----- Raw data

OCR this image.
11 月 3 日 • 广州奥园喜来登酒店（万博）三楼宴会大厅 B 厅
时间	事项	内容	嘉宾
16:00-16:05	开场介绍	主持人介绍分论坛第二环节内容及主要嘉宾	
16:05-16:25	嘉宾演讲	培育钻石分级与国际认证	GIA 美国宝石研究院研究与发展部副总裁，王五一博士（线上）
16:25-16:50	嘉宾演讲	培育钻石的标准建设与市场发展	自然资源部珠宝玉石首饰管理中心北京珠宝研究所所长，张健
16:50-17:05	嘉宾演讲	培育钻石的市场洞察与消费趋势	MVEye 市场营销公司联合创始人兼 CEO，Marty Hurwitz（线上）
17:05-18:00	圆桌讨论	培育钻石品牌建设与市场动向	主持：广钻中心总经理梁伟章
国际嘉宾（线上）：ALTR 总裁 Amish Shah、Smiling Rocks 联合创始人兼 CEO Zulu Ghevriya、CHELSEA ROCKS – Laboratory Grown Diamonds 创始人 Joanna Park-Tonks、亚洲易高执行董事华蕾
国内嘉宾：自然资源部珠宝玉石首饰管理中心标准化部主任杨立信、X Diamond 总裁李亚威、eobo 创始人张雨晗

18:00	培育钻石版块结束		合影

----------

**What the task asks:** Identify the lines in the records above that contain the word "嘉宾演讲", then state how many there are and nothing more.

**The result:** 3